*TO DO*
From the records, pick out and copy each line containing "Lodovico".

*MATERIAL FOR THIS TASK*

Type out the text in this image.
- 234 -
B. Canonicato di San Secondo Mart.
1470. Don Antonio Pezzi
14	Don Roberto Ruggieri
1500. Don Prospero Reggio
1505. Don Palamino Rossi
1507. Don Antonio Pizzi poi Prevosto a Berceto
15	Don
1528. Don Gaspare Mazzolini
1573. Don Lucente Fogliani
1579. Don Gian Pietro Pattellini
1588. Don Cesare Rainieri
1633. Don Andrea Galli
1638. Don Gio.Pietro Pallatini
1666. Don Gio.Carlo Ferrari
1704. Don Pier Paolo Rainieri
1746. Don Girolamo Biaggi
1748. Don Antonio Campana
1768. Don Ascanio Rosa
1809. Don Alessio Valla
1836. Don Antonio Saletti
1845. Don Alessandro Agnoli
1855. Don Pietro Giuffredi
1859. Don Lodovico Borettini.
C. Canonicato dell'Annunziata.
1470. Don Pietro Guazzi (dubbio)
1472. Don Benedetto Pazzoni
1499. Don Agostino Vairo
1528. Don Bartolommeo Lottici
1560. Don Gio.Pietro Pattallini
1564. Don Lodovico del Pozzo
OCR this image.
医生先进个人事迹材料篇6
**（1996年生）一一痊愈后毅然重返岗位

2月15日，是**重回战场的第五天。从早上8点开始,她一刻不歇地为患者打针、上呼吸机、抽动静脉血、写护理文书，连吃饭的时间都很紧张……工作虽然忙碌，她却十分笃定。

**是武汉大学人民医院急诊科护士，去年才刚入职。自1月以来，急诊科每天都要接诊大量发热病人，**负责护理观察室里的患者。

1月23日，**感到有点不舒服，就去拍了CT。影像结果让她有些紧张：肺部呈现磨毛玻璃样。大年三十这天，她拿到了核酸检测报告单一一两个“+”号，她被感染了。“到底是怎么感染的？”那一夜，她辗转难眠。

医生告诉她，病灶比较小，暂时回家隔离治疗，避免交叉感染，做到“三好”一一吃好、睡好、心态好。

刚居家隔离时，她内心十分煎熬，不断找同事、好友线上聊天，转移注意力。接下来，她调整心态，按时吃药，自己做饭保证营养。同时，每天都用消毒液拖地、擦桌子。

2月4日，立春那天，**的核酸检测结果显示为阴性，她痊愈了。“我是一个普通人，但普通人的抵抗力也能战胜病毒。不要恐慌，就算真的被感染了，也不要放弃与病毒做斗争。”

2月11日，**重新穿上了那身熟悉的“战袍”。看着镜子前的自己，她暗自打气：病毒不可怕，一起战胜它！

*CORRECT OUTPUT*
1859. Don Lodovico Borettini.
1564. Don Lodovico del Pozzo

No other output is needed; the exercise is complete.